>> BEGIN Material shown

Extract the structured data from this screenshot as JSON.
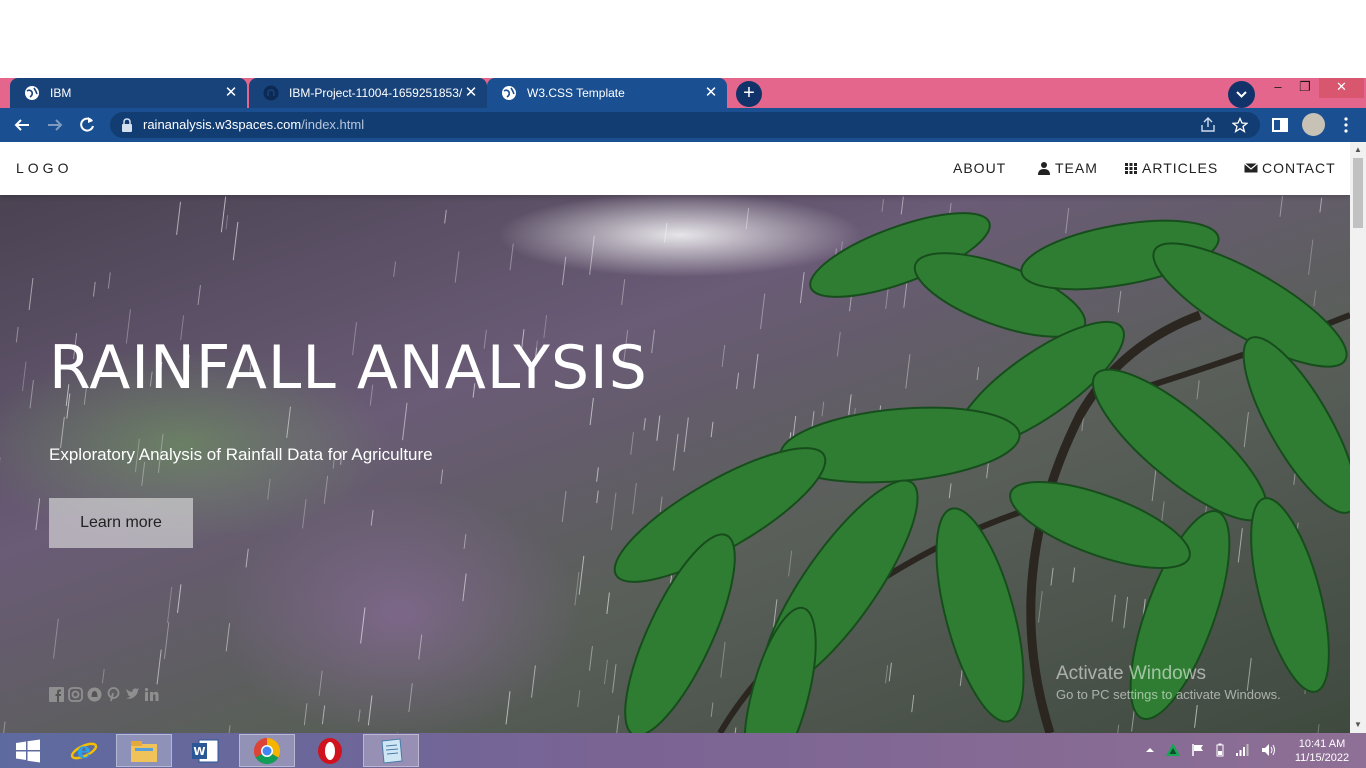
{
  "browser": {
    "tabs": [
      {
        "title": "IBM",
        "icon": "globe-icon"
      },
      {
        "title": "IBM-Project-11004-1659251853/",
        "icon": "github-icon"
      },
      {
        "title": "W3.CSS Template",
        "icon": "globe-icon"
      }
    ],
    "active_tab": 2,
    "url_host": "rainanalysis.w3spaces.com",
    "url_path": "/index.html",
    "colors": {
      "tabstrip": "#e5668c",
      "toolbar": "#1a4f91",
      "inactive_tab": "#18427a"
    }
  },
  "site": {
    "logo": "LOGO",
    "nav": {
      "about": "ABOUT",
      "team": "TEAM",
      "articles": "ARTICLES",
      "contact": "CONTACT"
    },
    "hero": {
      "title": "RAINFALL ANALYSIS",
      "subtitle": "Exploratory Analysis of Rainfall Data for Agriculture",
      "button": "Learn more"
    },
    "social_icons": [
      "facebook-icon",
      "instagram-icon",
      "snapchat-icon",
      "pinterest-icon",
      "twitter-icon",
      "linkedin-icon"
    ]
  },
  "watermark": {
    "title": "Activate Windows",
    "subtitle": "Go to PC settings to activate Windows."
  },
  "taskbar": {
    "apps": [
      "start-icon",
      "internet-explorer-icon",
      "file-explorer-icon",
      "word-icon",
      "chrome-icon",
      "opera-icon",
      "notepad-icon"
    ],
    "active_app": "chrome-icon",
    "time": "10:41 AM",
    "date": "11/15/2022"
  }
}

>> END Material shown
>> BEGIN Material shown

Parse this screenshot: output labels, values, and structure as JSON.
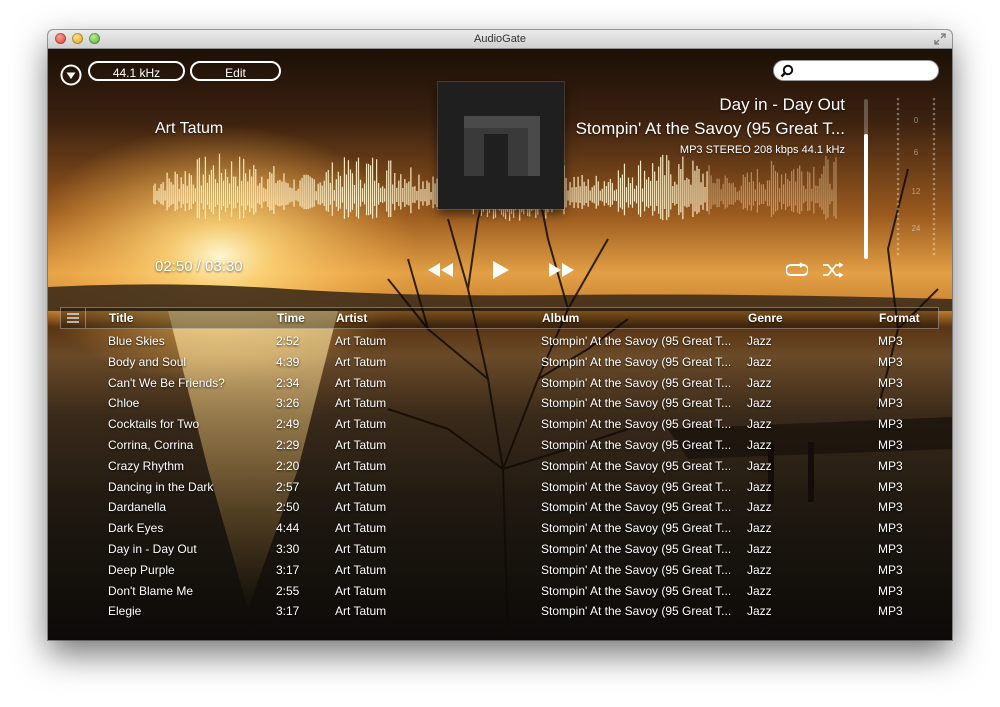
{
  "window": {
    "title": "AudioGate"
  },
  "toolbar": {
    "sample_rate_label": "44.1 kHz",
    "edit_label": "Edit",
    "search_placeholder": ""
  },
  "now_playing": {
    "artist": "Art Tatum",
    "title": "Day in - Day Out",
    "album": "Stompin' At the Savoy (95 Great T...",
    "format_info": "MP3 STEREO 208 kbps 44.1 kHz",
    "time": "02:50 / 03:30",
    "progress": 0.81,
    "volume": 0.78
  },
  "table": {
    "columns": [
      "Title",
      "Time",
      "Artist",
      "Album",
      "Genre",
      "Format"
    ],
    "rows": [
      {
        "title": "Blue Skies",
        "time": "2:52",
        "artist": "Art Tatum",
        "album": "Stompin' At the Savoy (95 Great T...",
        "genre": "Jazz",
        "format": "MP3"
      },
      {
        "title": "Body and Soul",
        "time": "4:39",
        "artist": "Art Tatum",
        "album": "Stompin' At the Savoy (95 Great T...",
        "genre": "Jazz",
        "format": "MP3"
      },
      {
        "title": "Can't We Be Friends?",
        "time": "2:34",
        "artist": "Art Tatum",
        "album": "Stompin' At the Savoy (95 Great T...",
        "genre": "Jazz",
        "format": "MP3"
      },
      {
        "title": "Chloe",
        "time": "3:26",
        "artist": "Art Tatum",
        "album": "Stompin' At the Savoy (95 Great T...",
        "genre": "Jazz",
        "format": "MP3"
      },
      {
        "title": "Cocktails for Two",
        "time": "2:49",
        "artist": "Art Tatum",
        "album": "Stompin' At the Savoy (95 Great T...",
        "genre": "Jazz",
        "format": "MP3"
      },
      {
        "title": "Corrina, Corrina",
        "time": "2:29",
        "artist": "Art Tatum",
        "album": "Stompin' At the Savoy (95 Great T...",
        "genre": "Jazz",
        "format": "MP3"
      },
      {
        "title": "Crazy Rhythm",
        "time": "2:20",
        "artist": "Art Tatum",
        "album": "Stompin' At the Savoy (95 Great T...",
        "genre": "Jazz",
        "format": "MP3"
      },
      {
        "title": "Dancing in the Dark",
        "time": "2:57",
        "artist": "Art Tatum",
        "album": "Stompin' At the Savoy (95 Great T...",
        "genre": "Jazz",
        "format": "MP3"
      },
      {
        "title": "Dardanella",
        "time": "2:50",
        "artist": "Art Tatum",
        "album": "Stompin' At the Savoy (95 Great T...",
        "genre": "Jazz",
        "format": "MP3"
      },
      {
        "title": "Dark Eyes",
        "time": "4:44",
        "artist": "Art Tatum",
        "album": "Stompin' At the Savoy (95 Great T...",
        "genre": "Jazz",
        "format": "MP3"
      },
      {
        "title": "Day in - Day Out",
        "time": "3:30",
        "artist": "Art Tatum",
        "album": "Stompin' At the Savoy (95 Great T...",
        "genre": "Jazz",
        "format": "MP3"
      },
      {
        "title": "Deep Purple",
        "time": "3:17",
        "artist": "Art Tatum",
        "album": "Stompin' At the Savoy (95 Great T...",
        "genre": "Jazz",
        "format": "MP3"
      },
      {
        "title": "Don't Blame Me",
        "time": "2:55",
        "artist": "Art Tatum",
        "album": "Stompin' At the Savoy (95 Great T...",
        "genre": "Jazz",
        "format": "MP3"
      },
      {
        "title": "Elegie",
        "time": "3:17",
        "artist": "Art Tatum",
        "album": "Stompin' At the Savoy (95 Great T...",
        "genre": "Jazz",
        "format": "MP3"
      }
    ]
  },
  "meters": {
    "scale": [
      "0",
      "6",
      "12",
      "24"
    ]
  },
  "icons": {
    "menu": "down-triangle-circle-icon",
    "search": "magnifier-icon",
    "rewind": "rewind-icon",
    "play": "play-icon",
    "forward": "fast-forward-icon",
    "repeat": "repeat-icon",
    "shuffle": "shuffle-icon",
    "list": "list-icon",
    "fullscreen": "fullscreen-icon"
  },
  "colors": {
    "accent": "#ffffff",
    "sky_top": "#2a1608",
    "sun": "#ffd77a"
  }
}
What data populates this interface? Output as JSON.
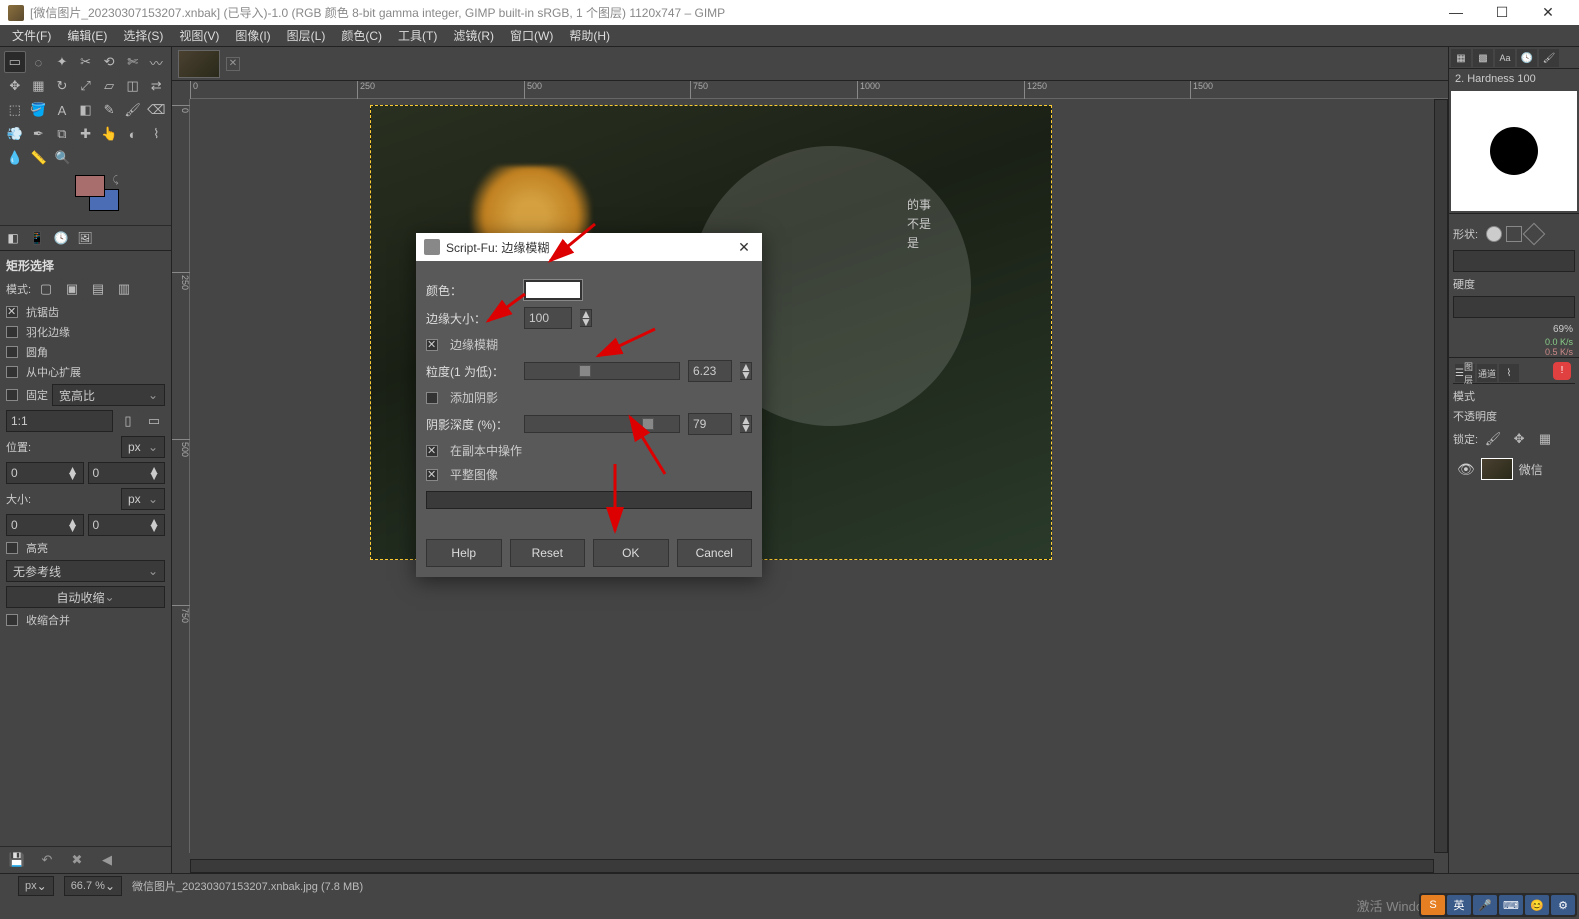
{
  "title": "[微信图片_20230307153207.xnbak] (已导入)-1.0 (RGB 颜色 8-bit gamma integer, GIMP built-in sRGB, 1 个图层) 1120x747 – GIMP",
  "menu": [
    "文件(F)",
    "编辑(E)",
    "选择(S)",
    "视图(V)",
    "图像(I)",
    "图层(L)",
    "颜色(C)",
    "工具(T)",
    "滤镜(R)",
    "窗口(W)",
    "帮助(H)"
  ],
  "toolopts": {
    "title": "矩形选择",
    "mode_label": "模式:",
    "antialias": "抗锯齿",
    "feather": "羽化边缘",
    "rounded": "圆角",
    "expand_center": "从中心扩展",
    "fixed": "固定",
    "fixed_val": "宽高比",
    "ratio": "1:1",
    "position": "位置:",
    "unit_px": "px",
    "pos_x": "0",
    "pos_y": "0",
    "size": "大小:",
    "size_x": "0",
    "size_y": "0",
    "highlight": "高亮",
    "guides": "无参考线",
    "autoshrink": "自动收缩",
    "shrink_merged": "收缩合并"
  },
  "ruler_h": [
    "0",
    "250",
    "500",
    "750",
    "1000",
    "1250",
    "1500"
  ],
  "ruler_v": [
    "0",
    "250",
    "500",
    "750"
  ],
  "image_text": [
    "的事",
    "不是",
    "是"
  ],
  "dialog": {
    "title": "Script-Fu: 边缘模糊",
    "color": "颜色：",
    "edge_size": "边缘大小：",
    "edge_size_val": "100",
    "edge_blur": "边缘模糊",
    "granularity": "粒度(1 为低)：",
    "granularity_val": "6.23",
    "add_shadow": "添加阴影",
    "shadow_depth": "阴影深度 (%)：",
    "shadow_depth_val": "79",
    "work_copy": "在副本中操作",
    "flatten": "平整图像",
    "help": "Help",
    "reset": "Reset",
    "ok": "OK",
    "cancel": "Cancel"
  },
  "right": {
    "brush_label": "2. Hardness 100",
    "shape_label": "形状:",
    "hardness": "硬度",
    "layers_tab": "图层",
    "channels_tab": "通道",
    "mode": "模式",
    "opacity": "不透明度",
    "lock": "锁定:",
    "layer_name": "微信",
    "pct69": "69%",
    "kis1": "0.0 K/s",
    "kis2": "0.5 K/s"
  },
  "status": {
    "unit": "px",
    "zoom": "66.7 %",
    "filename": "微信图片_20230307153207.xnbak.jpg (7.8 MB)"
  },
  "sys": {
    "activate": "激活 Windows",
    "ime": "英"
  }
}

>> END Material shown

[What to do] Return each line that includes "xnbak".

[Finished answer]
  "title": "[微信图片_20230307153207.xnbak] (已导入)-1.0 (RGB 颜色 8-bit gamma integer, GIMP built-in sRGB, 1 个图层) 1120x747 – GIMP",
    "filename": "微信图片_20230307153207.xnbak.jpg (7.8 MB)"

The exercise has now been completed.